THE EXERCISE
Pick out every line holding the string "plataformas" and copy it.

Data items:
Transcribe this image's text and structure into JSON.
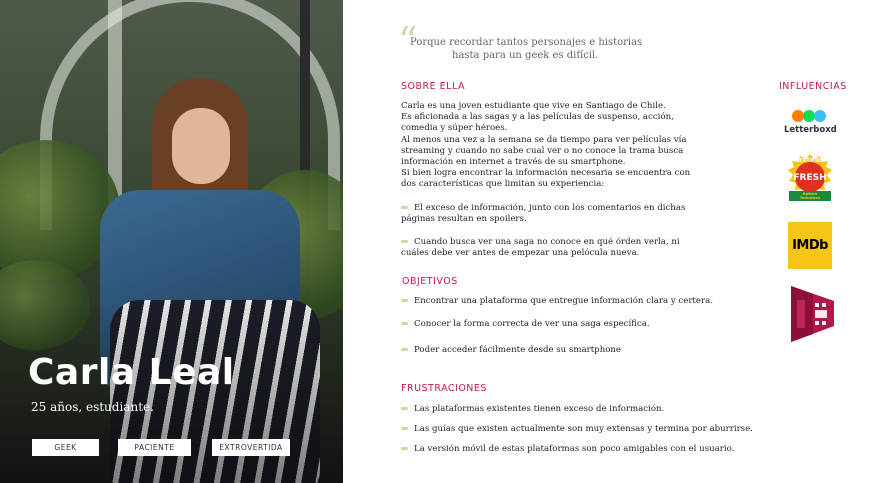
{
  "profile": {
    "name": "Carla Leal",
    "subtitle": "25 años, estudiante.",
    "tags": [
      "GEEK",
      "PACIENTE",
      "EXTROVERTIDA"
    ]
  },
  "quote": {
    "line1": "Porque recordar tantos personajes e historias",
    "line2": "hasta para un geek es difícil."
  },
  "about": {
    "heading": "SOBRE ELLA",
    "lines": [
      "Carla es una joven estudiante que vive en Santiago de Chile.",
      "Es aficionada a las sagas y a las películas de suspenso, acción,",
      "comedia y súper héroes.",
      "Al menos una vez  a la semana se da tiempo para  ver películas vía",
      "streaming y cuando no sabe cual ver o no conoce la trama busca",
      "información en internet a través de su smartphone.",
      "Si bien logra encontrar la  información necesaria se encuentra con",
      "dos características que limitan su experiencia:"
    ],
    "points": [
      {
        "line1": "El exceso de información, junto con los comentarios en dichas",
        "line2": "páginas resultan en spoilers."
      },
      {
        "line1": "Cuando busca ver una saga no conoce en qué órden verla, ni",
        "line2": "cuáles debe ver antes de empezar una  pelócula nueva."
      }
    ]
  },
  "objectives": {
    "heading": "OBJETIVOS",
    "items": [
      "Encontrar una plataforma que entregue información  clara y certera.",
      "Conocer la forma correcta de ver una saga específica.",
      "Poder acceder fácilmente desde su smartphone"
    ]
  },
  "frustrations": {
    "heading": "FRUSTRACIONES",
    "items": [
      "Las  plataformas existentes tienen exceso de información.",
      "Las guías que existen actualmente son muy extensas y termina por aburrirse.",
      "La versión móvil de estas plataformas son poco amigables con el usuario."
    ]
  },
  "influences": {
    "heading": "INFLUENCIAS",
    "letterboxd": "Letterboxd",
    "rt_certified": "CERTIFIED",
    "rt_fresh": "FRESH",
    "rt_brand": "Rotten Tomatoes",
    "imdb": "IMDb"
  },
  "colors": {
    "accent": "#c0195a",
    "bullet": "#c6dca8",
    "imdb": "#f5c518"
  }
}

* * *

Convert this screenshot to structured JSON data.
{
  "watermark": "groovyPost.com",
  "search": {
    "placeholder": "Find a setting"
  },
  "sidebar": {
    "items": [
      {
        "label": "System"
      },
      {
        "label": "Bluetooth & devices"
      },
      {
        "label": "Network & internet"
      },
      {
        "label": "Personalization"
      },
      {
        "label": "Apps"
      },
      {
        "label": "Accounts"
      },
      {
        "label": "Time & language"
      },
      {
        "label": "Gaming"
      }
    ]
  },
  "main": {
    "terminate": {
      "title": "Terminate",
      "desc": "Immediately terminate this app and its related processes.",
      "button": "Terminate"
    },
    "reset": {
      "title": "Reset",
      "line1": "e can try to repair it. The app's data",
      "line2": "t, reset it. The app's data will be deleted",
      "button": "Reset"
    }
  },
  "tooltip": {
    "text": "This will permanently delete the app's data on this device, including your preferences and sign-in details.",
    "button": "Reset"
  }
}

WRITTEN SOLUTION
      "Las  plataformas existentes tienen exceso de información.",
      "La versión móvil de estas plataformas son poco amigables con el usuario."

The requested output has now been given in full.